Data shown:
● ● ●

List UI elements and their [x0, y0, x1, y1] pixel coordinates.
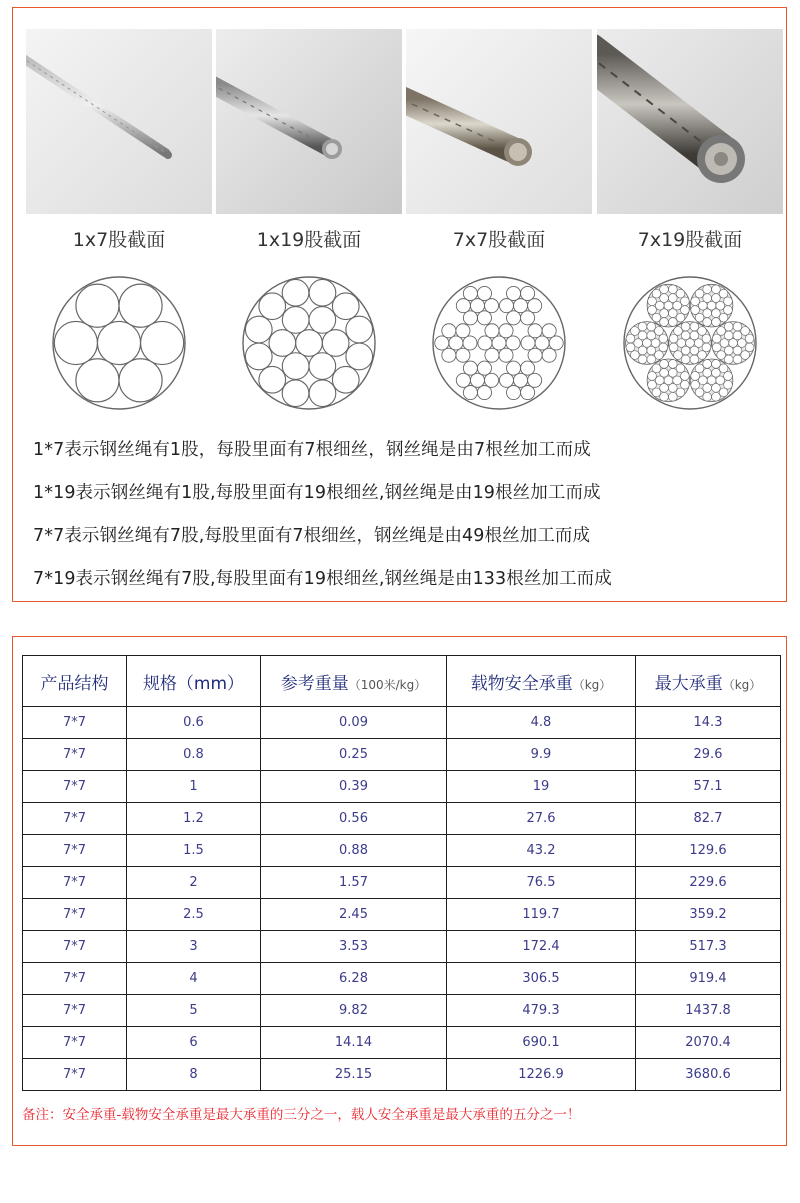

● ● ●

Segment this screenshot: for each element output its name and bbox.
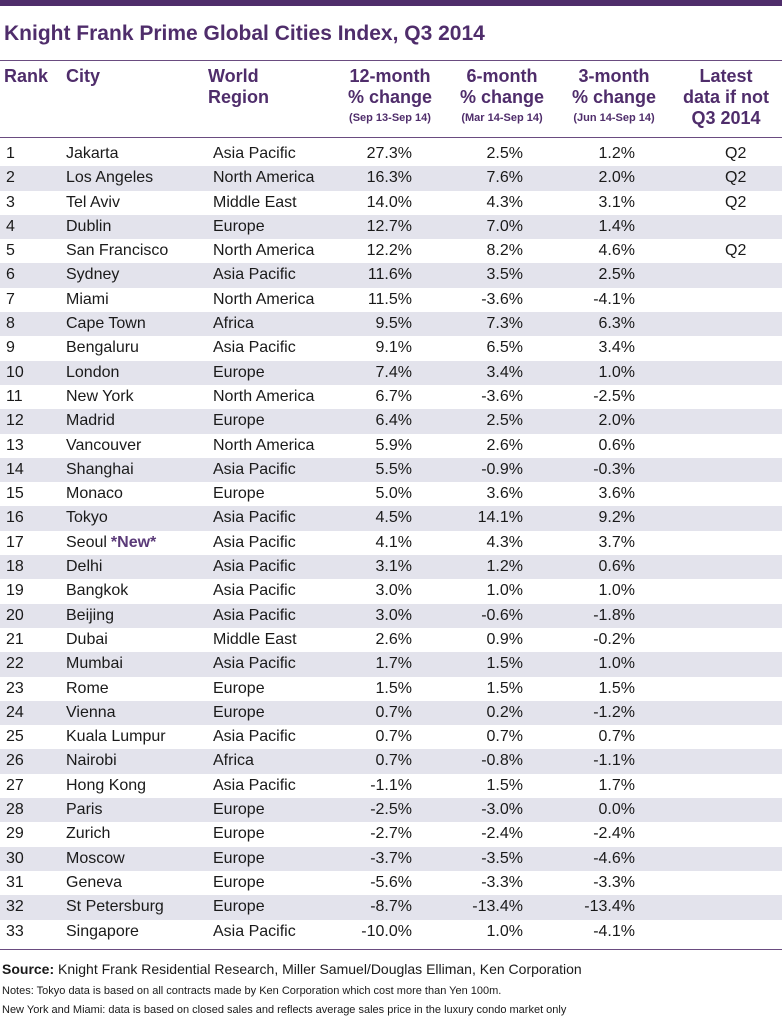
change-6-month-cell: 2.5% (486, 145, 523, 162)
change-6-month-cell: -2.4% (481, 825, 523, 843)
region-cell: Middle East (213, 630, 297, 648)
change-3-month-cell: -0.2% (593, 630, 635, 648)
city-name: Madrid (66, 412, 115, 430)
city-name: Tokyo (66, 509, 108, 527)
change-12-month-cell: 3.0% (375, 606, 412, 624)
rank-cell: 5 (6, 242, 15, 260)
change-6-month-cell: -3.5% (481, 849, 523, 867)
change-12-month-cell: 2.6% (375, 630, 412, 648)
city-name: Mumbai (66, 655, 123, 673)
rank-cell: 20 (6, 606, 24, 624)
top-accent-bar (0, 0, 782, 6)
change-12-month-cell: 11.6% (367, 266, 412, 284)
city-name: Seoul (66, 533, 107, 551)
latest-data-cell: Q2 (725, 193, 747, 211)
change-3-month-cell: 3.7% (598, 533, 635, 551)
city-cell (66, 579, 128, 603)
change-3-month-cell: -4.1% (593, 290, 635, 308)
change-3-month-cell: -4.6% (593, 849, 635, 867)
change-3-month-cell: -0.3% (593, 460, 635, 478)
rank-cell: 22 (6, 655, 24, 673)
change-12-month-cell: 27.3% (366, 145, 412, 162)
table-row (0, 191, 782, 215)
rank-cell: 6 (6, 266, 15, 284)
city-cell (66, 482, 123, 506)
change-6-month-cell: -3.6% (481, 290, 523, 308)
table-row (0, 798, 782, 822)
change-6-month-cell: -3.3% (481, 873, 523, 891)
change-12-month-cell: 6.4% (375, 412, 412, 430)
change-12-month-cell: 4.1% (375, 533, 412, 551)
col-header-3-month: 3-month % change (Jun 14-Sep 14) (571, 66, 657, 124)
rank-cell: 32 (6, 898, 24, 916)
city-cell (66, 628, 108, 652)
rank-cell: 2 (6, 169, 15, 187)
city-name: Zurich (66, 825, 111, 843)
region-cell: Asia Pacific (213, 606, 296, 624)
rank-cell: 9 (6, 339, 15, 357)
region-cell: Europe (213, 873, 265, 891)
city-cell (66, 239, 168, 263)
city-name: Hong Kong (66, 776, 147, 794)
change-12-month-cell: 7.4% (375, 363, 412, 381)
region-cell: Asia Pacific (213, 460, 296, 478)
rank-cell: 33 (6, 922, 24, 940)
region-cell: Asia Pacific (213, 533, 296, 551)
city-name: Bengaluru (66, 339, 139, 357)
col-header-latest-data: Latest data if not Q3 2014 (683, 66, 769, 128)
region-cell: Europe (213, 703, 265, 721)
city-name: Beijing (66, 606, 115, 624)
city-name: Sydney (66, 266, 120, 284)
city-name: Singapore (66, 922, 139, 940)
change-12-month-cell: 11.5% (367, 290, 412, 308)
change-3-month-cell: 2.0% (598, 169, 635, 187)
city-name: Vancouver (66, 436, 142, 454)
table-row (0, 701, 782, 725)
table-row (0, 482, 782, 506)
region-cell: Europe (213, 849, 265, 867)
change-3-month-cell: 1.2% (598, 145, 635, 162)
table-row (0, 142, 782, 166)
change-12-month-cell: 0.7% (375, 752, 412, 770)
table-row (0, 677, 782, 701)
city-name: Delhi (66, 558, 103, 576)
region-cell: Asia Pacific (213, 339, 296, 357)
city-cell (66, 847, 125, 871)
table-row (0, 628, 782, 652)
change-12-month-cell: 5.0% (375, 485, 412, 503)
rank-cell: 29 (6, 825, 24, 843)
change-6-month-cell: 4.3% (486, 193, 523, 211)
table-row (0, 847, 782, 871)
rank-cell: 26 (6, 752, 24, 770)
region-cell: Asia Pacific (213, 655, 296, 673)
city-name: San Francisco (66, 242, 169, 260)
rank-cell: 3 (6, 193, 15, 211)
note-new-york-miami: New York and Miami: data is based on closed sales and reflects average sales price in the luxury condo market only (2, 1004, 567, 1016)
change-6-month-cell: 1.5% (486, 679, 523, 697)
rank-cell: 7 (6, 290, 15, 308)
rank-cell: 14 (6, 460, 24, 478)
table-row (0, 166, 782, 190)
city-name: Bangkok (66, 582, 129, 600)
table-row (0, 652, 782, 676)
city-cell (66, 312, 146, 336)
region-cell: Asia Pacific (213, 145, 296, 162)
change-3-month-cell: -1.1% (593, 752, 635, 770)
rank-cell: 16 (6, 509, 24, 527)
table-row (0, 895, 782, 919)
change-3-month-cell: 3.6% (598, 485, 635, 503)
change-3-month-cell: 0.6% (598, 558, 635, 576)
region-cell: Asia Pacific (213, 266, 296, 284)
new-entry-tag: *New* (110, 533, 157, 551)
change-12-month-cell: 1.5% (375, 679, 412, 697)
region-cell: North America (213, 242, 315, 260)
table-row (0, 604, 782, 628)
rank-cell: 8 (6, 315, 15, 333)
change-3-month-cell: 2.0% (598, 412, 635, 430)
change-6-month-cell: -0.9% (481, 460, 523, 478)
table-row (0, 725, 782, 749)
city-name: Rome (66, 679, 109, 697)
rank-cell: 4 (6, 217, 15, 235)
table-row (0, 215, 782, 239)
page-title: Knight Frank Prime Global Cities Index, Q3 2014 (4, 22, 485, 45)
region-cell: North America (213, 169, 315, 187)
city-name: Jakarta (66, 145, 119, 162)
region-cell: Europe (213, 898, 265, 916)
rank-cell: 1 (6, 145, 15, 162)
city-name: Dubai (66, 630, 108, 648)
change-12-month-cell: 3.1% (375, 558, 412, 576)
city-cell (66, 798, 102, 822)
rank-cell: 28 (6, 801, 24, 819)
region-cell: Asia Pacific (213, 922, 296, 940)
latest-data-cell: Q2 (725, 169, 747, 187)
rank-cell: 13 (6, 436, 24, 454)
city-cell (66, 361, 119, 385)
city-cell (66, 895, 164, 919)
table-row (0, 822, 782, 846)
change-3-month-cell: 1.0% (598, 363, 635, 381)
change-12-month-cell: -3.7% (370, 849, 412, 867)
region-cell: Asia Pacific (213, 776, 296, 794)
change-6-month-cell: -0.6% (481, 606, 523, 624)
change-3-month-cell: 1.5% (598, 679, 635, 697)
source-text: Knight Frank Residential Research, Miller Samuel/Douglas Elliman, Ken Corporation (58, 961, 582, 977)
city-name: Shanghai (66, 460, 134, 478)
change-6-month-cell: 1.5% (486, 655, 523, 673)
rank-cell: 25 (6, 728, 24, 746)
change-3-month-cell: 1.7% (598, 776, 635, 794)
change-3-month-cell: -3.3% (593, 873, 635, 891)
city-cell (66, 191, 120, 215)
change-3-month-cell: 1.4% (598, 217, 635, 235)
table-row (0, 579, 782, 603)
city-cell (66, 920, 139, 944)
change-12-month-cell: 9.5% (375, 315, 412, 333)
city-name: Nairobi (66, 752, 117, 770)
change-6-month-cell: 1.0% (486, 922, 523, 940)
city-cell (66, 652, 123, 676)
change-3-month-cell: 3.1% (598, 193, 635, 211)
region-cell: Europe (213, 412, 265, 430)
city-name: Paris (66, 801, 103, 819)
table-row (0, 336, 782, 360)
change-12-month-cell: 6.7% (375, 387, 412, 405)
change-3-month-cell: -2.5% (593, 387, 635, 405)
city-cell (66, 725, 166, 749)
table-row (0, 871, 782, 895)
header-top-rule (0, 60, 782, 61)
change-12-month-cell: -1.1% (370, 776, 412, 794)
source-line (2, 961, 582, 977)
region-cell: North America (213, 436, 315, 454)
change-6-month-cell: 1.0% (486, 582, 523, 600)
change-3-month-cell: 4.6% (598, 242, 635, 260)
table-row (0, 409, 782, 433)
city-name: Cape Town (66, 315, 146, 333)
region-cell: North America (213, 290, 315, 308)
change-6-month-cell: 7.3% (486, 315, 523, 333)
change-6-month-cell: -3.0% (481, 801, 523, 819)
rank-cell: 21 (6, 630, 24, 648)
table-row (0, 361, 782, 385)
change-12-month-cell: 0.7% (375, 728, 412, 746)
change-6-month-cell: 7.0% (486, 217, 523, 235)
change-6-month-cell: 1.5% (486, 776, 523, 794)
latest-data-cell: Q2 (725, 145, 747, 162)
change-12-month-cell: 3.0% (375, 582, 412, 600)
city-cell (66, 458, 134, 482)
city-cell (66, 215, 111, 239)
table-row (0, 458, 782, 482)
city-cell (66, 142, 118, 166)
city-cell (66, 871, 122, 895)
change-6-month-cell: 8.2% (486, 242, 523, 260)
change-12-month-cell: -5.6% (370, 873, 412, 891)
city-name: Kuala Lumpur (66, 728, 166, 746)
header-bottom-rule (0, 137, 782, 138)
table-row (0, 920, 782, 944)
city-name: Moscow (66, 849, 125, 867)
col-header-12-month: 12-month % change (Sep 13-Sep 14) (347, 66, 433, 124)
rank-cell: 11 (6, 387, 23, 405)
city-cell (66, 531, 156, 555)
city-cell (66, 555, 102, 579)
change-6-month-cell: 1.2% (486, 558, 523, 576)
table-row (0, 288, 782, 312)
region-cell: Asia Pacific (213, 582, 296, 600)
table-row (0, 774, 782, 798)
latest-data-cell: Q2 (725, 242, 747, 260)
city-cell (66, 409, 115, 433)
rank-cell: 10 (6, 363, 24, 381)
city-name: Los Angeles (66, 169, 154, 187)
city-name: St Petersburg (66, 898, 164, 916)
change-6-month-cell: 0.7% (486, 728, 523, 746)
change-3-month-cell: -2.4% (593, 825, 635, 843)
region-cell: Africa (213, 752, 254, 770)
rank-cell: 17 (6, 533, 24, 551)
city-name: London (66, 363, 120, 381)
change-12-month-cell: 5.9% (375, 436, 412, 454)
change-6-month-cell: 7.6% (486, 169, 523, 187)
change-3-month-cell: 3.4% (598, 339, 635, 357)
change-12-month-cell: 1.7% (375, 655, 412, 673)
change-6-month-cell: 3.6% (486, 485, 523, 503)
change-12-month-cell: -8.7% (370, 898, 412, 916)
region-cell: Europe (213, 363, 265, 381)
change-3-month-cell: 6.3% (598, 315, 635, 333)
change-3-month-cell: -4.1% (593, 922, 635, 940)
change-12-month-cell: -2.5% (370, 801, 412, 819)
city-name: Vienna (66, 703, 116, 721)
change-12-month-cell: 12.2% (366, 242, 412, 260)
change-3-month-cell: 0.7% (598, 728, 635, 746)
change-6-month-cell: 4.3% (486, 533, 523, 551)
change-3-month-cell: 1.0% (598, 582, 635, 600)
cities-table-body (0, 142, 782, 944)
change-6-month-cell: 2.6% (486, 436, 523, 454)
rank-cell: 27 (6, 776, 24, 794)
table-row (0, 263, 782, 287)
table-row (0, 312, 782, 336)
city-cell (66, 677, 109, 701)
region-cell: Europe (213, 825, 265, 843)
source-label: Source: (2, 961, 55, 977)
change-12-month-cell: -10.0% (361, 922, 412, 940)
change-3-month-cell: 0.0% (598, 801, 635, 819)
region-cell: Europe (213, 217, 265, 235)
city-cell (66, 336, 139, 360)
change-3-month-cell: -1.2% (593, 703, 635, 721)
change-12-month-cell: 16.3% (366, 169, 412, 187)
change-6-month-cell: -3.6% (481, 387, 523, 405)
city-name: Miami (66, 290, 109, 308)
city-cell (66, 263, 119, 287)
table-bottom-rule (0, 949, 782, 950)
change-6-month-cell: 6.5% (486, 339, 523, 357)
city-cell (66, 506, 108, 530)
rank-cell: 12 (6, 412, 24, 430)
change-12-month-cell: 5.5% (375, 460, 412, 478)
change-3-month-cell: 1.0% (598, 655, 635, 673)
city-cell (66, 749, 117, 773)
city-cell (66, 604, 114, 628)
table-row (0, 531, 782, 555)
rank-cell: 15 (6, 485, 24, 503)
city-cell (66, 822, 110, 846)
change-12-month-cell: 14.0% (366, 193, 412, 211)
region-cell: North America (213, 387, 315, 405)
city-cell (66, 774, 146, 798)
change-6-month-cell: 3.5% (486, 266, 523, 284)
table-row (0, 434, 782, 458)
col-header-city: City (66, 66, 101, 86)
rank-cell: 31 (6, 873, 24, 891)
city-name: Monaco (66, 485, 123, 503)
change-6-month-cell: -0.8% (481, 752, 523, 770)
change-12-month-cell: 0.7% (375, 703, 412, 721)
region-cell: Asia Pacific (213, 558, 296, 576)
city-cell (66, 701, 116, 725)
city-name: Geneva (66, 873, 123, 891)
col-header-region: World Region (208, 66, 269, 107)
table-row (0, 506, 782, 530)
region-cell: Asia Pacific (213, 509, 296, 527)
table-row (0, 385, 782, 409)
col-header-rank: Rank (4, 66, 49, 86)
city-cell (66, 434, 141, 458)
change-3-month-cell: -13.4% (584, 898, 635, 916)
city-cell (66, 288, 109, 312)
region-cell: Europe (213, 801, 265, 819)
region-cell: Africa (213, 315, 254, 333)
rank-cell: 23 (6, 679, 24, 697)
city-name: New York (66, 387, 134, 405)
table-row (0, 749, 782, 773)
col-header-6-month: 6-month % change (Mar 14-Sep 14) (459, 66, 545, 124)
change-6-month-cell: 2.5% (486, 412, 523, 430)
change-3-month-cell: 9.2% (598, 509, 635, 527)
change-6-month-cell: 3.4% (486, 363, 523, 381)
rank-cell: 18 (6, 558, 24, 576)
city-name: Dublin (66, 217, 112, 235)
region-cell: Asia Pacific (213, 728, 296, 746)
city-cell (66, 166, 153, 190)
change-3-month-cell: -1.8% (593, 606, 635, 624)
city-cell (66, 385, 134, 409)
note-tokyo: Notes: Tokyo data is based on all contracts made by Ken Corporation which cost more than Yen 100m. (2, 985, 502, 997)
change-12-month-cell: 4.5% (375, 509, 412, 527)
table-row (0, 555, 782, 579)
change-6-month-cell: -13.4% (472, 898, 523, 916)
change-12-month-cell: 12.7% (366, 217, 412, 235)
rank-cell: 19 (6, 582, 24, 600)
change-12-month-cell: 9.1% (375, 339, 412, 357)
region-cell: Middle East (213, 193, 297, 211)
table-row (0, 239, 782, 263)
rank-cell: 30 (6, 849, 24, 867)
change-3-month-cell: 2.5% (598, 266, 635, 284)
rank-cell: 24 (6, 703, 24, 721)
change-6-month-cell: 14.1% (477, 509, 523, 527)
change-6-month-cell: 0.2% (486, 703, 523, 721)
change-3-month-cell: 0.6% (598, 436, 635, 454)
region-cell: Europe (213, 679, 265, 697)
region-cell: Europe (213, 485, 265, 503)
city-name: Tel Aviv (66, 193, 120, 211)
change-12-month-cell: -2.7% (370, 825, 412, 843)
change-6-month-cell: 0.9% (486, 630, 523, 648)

● ● ●

Challenge: Find every line in the records above that contains the string "latest", and copy each of those lines.

Result:
latest-data-cell: Q2 (725, 193, 747, 211)
col-header-latest-data: Latest data if not Q3 2014 (683, 66, 769, 128)
latest-data-cell: Q2 (725, 169, 747, 187)
latest-data-cell: Q2 (725, 145, 747, 162)
latest-data-cell: Q2 (725, 242, 747, 260)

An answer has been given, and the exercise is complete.